Select and copy out every line in the records containing "about".

--- START Listed records ---

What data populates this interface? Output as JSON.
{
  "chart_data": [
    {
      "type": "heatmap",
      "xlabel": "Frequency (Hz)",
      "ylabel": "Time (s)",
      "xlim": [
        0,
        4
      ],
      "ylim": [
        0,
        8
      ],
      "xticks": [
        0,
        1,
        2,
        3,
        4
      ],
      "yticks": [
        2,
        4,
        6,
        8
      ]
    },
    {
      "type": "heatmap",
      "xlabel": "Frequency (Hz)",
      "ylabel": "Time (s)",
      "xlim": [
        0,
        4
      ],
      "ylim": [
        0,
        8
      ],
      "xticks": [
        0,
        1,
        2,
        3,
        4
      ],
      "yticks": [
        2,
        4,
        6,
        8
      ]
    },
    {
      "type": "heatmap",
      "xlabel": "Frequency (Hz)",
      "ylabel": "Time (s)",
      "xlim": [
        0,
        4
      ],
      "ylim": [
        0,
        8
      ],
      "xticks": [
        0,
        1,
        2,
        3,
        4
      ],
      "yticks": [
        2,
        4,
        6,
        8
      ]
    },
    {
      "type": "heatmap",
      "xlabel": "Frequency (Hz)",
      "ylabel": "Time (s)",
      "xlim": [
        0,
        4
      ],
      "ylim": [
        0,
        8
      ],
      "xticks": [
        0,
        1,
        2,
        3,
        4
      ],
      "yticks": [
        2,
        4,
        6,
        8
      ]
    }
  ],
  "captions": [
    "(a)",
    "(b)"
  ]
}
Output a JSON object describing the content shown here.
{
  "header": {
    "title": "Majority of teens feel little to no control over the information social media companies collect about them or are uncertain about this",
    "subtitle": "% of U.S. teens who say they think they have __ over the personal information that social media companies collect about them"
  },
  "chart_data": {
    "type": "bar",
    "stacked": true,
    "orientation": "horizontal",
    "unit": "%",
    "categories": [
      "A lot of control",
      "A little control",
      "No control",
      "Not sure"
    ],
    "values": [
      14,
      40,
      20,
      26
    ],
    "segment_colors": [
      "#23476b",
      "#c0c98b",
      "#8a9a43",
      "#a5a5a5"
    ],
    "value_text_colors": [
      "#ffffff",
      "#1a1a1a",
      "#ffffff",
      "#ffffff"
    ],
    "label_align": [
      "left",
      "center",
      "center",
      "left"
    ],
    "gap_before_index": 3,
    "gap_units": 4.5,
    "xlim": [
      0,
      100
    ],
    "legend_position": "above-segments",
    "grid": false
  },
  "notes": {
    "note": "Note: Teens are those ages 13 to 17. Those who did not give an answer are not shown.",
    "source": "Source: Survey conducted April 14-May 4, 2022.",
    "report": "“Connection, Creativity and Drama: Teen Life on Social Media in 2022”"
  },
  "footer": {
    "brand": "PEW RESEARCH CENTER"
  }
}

--- END Listed records ---

== Correct result ==
    "title": "Majority of teens feel little to no control over the information social media companies collect about them or are uncertain about this",
    "subtitle": "% of U.S. teens who say they think they have __ over the personal information that social media companies collect about them"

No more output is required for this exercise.